Much of our agony is invisible.  People who hear us block on words occasionally think it must be trivial, or a minor annoyance at most.  But they don’t know the times when occasional blocks mysteriously morph into paralysis, when even sounds that are normally effortless become mountains to climb.  They have no idea of the apprehension when answering the phone, or the nervousness when in conversation that goes quickly, we are afraid we won’t be able to reply at the right pace, and all eyes will turn to us as the conversation suddenly stops.  They don’t know of the worry for weeks about upcoming speeches or presentations—not over what  to say but whether we can get our tongue to cooperate.

Famous stutterers include Moses, Demosthenes, Churchill (whose problem the movie alludes to), Marilyn Monroe, Oral Roberts, Carly Simon, James Earl Jones, Tiger Woods, John Updike, Annie Glenn, and John Stossel.  Eighty percent of all stutterers are males.  It is estimated by specialists that roughly one percent of the population (3 million Americans) stutters, and that upwards of five percent (15 million) have stuttered at some time in their lives.

⁂

### WORK INSTRUCTION:
Please copy the stretch of the passage on stuttering from "Famous stutterers include" through "in their lives." word for word.

⁂

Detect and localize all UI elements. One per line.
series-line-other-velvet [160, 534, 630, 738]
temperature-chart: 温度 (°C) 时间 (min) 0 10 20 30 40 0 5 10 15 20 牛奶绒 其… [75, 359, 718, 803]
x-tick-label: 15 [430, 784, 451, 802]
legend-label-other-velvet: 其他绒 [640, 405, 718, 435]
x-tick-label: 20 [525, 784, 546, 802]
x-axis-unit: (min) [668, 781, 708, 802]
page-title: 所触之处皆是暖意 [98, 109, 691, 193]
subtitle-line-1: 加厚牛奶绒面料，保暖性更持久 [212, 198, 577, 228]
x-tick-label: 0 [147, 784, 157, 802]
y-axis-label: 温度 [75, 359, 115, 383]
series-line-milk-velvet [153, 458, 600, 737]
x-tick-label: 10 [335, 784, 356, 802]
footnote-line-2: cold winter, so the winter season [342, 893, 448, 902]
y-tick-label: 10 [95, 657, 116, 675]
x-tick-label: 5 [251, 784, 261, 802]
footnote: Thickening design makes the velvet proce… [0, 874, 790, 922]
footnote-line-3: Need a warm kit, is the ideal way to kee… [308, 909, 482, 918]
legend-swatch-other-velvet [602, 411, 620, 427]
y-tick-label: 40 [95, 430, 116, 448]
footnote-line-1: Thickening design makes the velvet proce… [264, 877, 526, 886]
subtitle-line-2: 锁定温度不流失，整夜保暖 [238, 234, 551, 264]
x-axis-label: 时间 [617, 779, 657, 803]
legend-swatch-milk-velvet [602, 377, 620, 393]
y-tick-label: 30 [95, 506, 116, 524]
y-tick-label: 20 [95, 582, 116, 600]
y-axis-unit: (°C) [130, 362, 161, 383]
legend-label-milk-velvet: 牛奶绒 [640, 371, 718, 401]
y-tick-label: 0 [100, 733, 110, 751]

⁂

### RESULT FOR THIS TASK:
Famous stutterers include Moses, Demosthenes, Churchill (whose problem the movie alludes to), Marilyn Monroe, Oral Roberts, Carly Simon, James Earl Jones, Tiger Woods, John Updike, Annie Glenn, and John Stossel.  Eighty percent of all stutterers are males.  It is estimated by specialists that roughly one percent of the population (3 million Americans) stutters, and that upwards of five percent (15 million) have stuttered at some time in their lives.